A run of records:
▬▬▬

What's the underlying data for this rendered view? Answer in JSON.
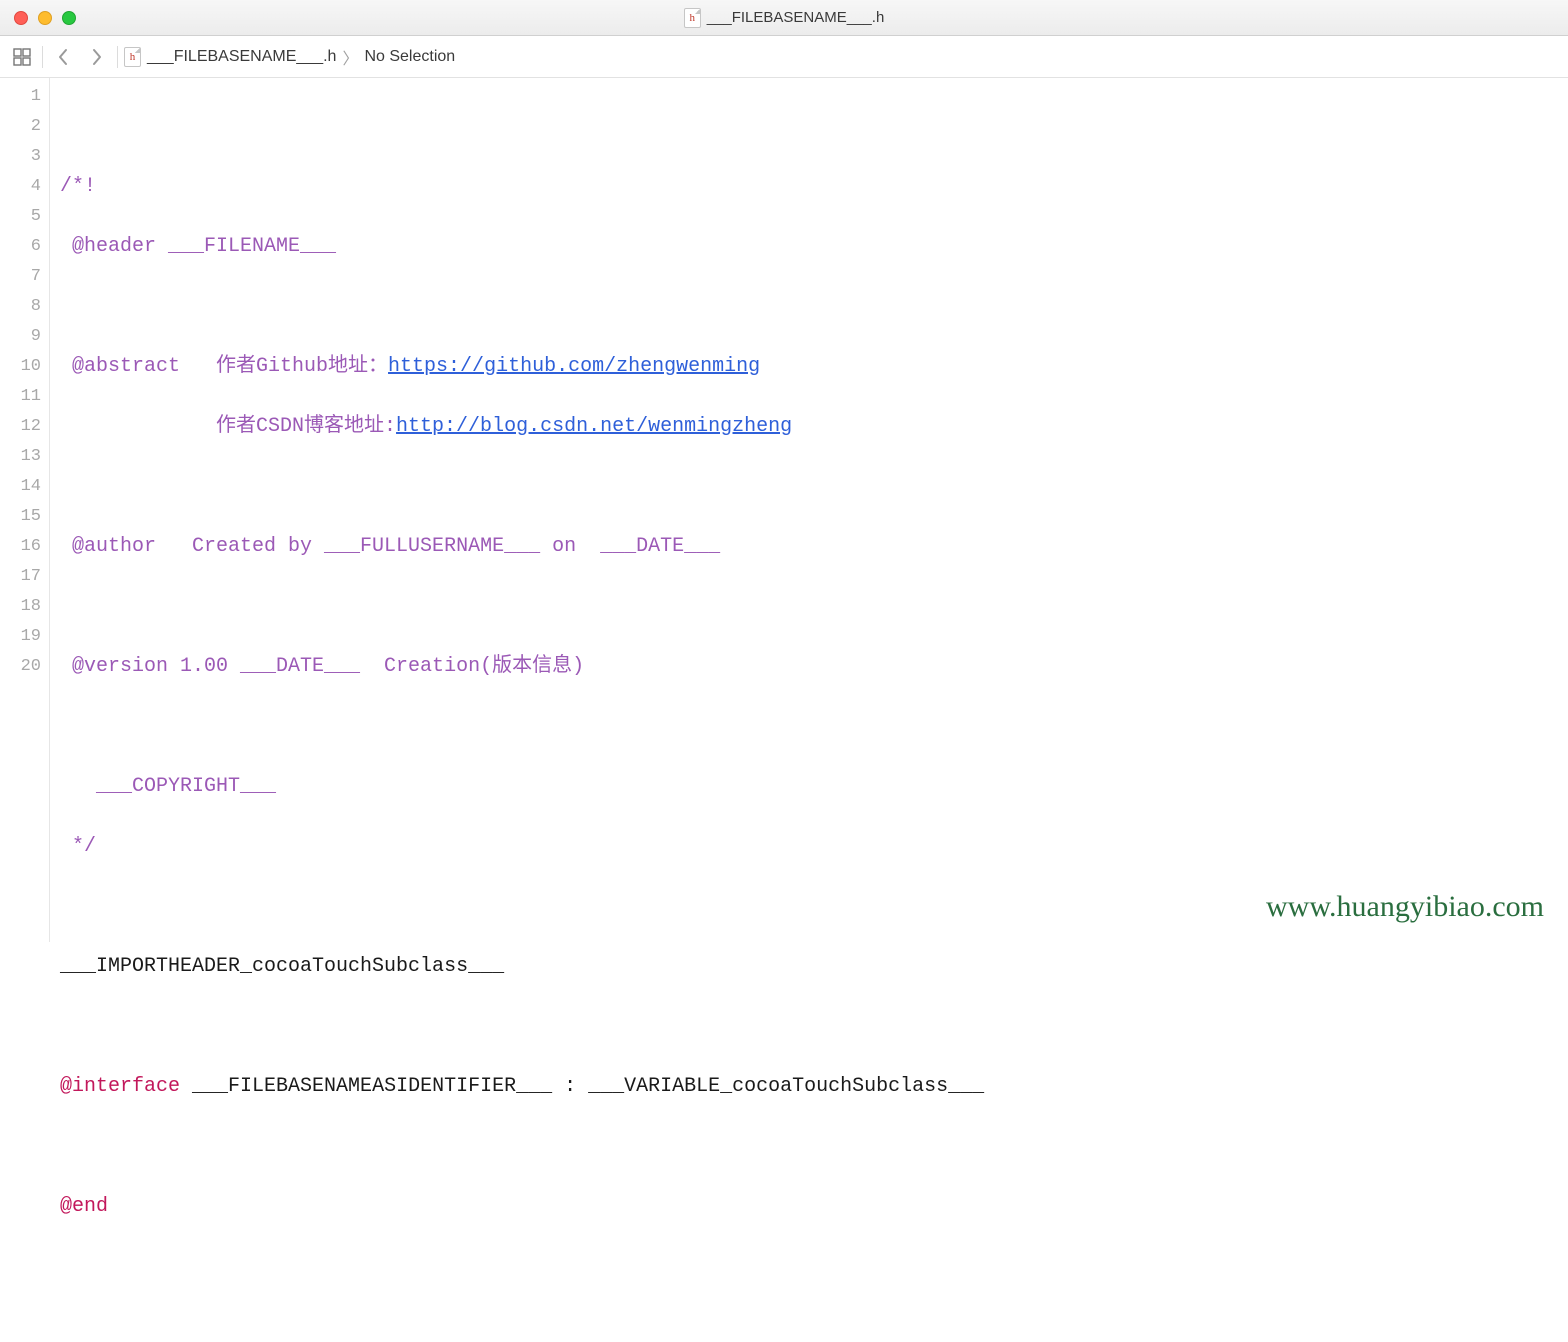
{
  "window": {
    "title": "___FILEBASENAME___.h"
  },
  "breadcrumb": {
    "file": "___FILEBASENAME___.h",
    "selection": "No Selection"
  },
  "code": {
    "l1": "",
    "l2": "/*!",
    "l3": " @header ___FILENAME___",
    "l4": "",
    "l5a": " @abstract   作者Github地址：",
    "l5b": "https://github.com/zhengwenming",
    "l6a": "             作者CSDN博客地址:",
    "l6b": "http://blog.csdn.net/wenmingzheng",
    "l7": "",
    "l8": " @author   Created by ___FULLUSERNAME___ on  ___DATE___",
    "l9": "",
    "l10": " @version 1.00 ___DATE___  Creation(版本信息)",
    "l11": "",
    "l12": "   ___COPYRIGHT___",
    "l13": " */",
    "l14": "",
    "l15": "___IMPORTHEADER_cocoaTouchSubclass___",
    "l16": "",
    "l17a": "@interface",
    "l17b": " ___FILEBASENAMEASIDENTIFIER___ : ___VARIABLE_cocoaTouchSubclass___",
    "l18": "",
    "l19": "@end",
    "l20": ""
  },
  "line_numbers": [
    "1",
    "2",
    "3",
    "4",
    "5",
    "6",
    "7",
    "8",
    "9",
    "10",
    "11",
    "12",
    "13",
    "14",
    "15",
    "16",
    "17",
    "18",
    "19",
    "20"
  ],
  "watermark": "www.huangyibiao.com"
}
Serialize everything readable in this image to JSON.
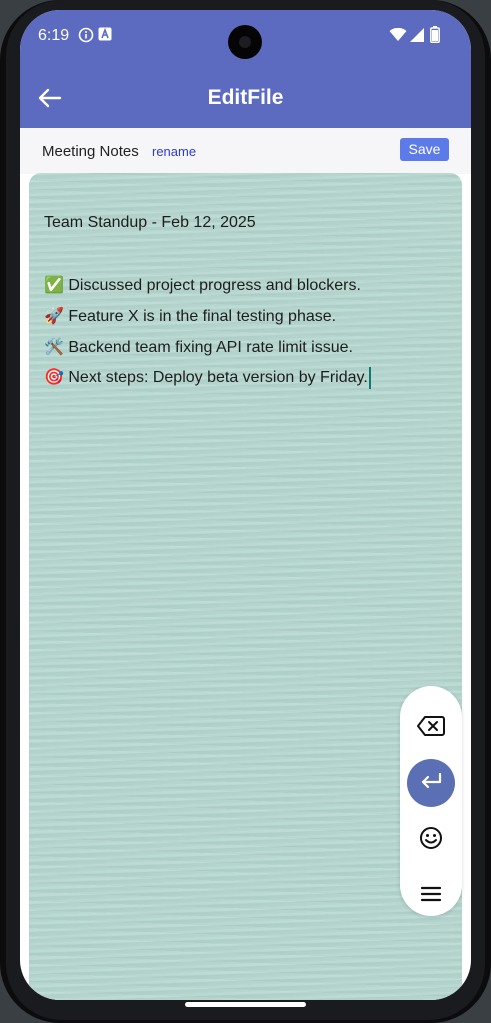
{
  "status_bar": {
    "time": "6:19",
    "icons": [
      "info-icon",
      "a-badge-icon",
      "wifi-icon",
      "signal-icon",
      "battery-icon"
    ]
  },
  "app_bar": {
    "title": "EditFile",
    "back_icon": "arrow-left-icon",
    "color": "#5c6bc0"
  },
  "file_bar": {
    "file_name": "Meeting Notes",
    "rename_label": "rename",
    "save_label": "Save"
  },
  "editor": {
    "lines": [
      "Team Standup - Feb 12, 2025",
      "",
      "✅ Discussed project progress and blockers.",
      "🚀 Feature X is in the final testing phase.",
      "🛠️ Backend team fixing API rate limit issue.",
      "🎯 Next steps: Deploy beta version by Friday."
    ],
    "background_color": "#b5d7cf"
  },
  "keyboard_actions": {
    "buttons": [
      "backspace-icon",
      "enter-icon",
      "emoji-icon",
      "menu-icon"
    ],
    "accent": "#5b6fb5"
  }
}
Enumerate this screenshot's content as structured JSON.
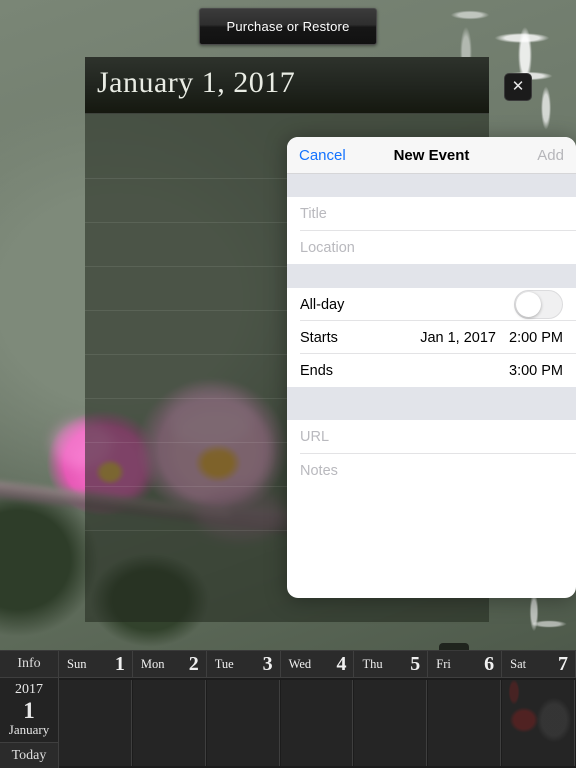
{
  "purchase_button": {
    "label": "Purchase or Restore"
  },
  "day_panel": {
    "date_title": "January 1, 2017",
    "close_icon": "close-x-icon",
    "scroll_down_icon": "chevron-down-icon"
  },
  "new_event_modal": {
    "cancel_label": "Cancel",
    "title": "New Event",
    "add_label": "Add",
    "fields": {
      "title_placeholder": "Title",
      "location_placeholder": "Location",
      "allday_label": "All-day",
      "allday_on": false,
      "starts_label": "Starts",
      "starts_date": "Jan 1, 2017",
      "starts_time": "2:00 PM",
      "ends_label": "Ends",
      "ends_date": "",
      "ends_time": "3:00 PM",
      "url_placeholder": "URL",
      "notes_placeholder": "Notes"
    },
    "accent_color": "#1473ff",
    "disabled_color": "#b6b6ba"
  },
  "calendar_strip": {
    "info_label": "Info",
    "today_label": "Today",
    "info_year": "2017",
    "info_day": "1",
    "info_month": "January",
    "days": [
      {
        "dow": "Sun",
        "num": "1"
      },
      {
        "dow": "Mon",
        "num": "2"
      },
      {
        "dow": "Tue",
        "num": "3"
      },
      {
        "dow": "Wed",
        "num": "4"
      },
      {
        "dow": "Thu",
        "num": "5"
      },
      {
        "dow": "Fri",
        "num": "6"
      },
      {
        "dow": "Sat",
        "num": "7"
      }
    ]
  },
  "background": {
    "description": "pink camellia flowers photo with white calligraphy",
    "base_color": "#6e7a6b",
    "flower_color": "#e557b4"
  }
}
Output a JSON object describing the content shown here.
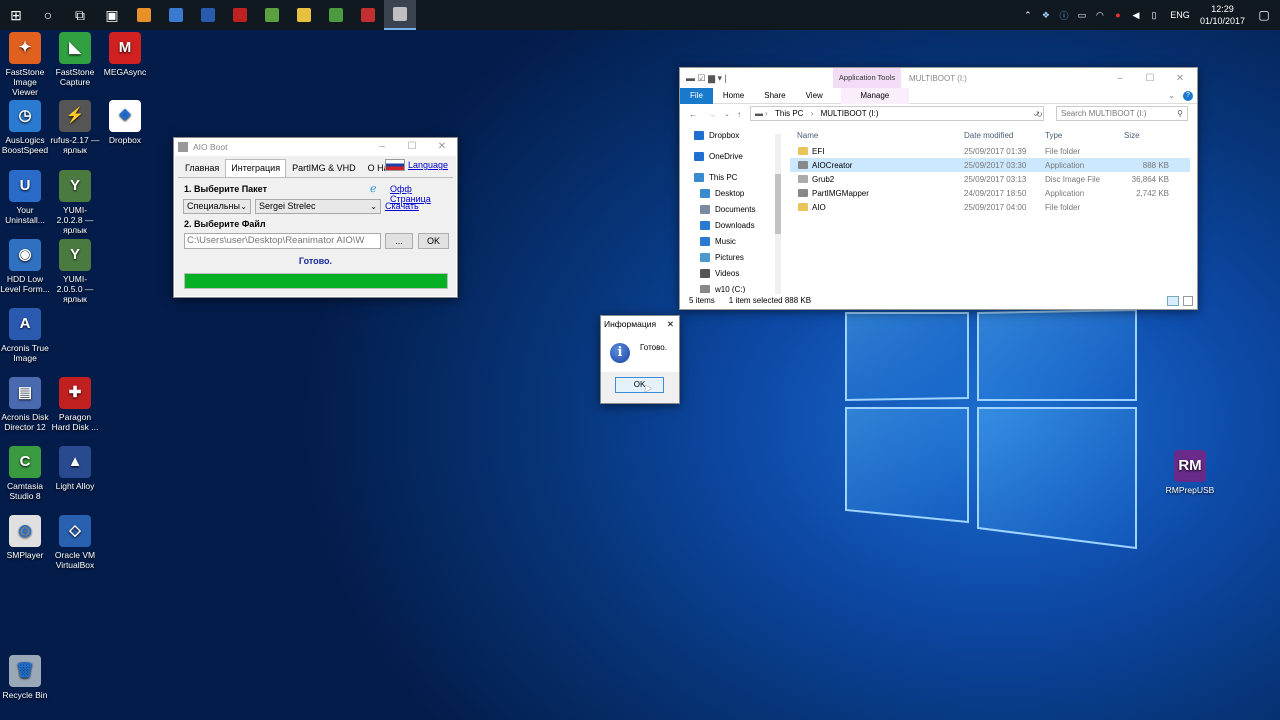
{
  "taskbar": {
    "apps": [
      {
        "icon": "start-icon",
        "color": "#ffffff"
      },
      {
        "icon": "search-icon",
        "color": "#ffffff"
      },
      {
        "icon": "task-view-icon",
        "color": "#ffffff"
      },
      {
        "icon": "store-icon",
        "color": "#ffffff"
      },
      {
        "icon": "app-icon",
        "color": "#e8902a"
      },
      {
        "icon": "app-icon",
        "color": "#3a7ad0"
      },
      {
        "icon": "photoshop-icon",
        "color": "#2a5ab0"
      },
      {
        "icon": "cherry-icon",
        "color": "#c02020"
      },
      {
        "icon": "app-icon",
        "color": "#5aa040"
      },
      {
        "icon": "file-explorer-icon",
        "color": "#e8c040"
      },
      {
        "icon": "chrome-icon",
        "color": "#4a9a40"
      },
      {
        "icon": "app-icon",
        "color": "#c03030"
      },
      {
        "icon": "aio-boot-icon",
        "color": "#c0c0c0"
      }
    ],
    "language": "ENG",
    "time": "12:29",
    "date": "01/10/2017"
  },
  "desktop_icons": [
    {
      "label": "FastStone Image Viewer",
      "color": "#e06020",
      "glyph": "✦"
    },
    {
      "label": "FastStone Capture",
      "color": "#30a040",
      "glyph": "◣"
    },
    {
      "label": "MEGAsync",
      "color": "#d02020",
      "glyph": "M"
    },
    {
      "label": "AusLogics BoostSpeed",
      "color": "#2a7ad0",
      "glyph": "◷"
    },
    {
      "label": "rufus-2.17 — ярлык",
      "color": "#555555",
      "glyph": "⚡"
    },
    {
      "label": "Dropbox",
      "color": "#ffffff",
      "glyph": "❖"
    },
    {
      "label": "Your Uninstall...",
      "color": "#2a6ac8",
      "glyph": "U"
    },
    {
      "label": "YUMI-2.0.2.8 — ярлык",
      "color": "#4a7a40",
      "glyph": "Y"
    },
    {
      "label": "HDD Low Level Form...",
      "color": "#3070c0",
      "glyph": "◉"
    },
    {
      "label": "YUMI-2.0.5.0 — ярлык",
      "color": "#4a7a40",
      "glyph": "Y"
    },
    {
      "label": "Acronis True Image",
      "color": "#2a5ab0",
      "glyph": "A"
    },
    {
      "label": "Acronis Disk Director 12",
      "color": "#4a6ab0",
      "glyph": "▤"
    },
    {
      "label": "Paragon Hard Disk ...",
      "color": "#c02020",
      "glyph": "✚"
    },
    {
      "label": "Camtasia Studio 8",
      "color": "#3a9a40",
      "glyph": "C"
    },
    {
      "label": "Light Alloy",
      "color": "#2a4a90",
      "glyph": "▲"
    },
    {
      "label": "SMPlayer",
      "color": "#e0e0e0",
      "glyph": "◎"
    },
    {
      "label": "Oracle VM VirtualBox",
      "color": "#2a60b0",
      "glyph": "◇"
    },
    {
      "label": "RMPrepUSB",
      "color": "#6a2a8a",
      "glyph": "RM"
    },
    {
      "label": "Recycle Bin",
      "color": "#9aa8b8",
      "glyph": "🗑"
    }
  ],
  "aio": {
    "title": "AIO Boot",
    "tabs": [
      "Главная",
      "Интеграция",
      "PartIMG & VHD",
      "О Нас!"
    ],
    "language_link": "Language",
    "step1_label": "1. Выберите Пакет",
    "official_page_link": "Офф Страница",
    "category_value": "Специальны",
    "package_value": "Sergei Strelec",
    "download_link": "Скачать",
    "step2_label": "2. Выберите Файл",
    "file_path": "C:\\Users\\user\\Desktop\\Reanimator AIO\\W",
    "browse_label": "...",
    "ok_label": "OK",
    "status": "Готово.",
    "progress": 1.0,
    "progress_color": "#06b025"
  },
  "explorer": {
    "title": "MULTIBOOT (I:)",
    "app_tools": "Application Tools",
    "ribbon_tabs": [
      "File",
      "Home",
      "Share",
      "View",
      "Manage"
    ],
    "breadcrumb": [
      "This PC",
      "MULTIBOOT (I:)"
    ],
    "search_placeholder": "Search MULTIBOOT (I:)",
    "nav_items": [
      {
        "label": "Dropbox",
        "icon": "dropbox-icon",
        "color": "#1e6fd0"
      },
      {
        "label": "OneDrive",
        "icon": "onedrive-icon",
        "color": "#1e6fd0"
      },
      {
        "label": "This PC",
        "icon": "computer-icon",
        "color": "#3a8ad0"
      },
      {
        "label": "Desktop",
        "icon": "desktop-icon",
        "color": "#3a8ad0"
      },
      {
        "label": "Documents",
        "icon": "documents-icon",
        "color": "#7a8aa0"
      },
      {
        "label": "Downloads",
        "icon": "downloads-icon",
        "color": "#2a7ad0"
      },
      {
        "label": "Music",
        "icon": "music-icon",
        "color": "#2a7ad0"
      },
      {
        "label": "Pictures",
        "icon": "pictures-icon",
        "color": "#4a9ad0"
      },
      {
        "label": "Videos",
        "icon": "videos-icon",
        "color": "#555555"
      },
      {
        "label": "w10 (C:)",
        "icon": "drive-icon",
        "color": "#888888"
      }
    ],
    "columns": [
      "Name",
      "Date modified",
      "Type",
      "Size"
    ],
    "files": [
      {
        "name": "EFI",
        "date": "25/09/2017 01:39",
        "type": "File folder",
        "size": "",
        "icon": "folder-icon"
      },
      {
        "name": "AIOCreator",
        "date": "25/09/2017 03:30",
        "type": "Application",
        "size": "888 KB",
        "icon": "application-icon",
        "selected": true
      },
      {
        "name": "Grub2",
        "date": "25/09/2017 03:13",
        "type": "Disc Image File",
        "size": "36,864 KB",
        "icon": "disc-image-icon"
      },
      {
        "name": "PartIMGMapper",
        "date": "24/09/2017 18:50",
        "type": "Application",
        "size": "2,742 KB",
        "icon": "application-icon"
      },
      {
        "name": "AIO",
        "date": "25/09/2017 04:00",
        "type": "File folder",
        "size": "",
        "icon": "folder-icon"
      }
    ],
    "status_items": "5 items",
    "status_selected": "1 item selected  888 KB"
  },
  "dialog": {
    "title": "Информация",
    "message": "Готово.",
    "ok_label": "OK"
  }
}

▬▬▬

Show each line of the data that contains the string "JSON".

What's the underlying data for this rendered view? Answer in JSON.
Serialize everything readable in this image to JSON.
Enumerate this screenshot's content as structured JSON.
Output a JSON object describing the content shown here.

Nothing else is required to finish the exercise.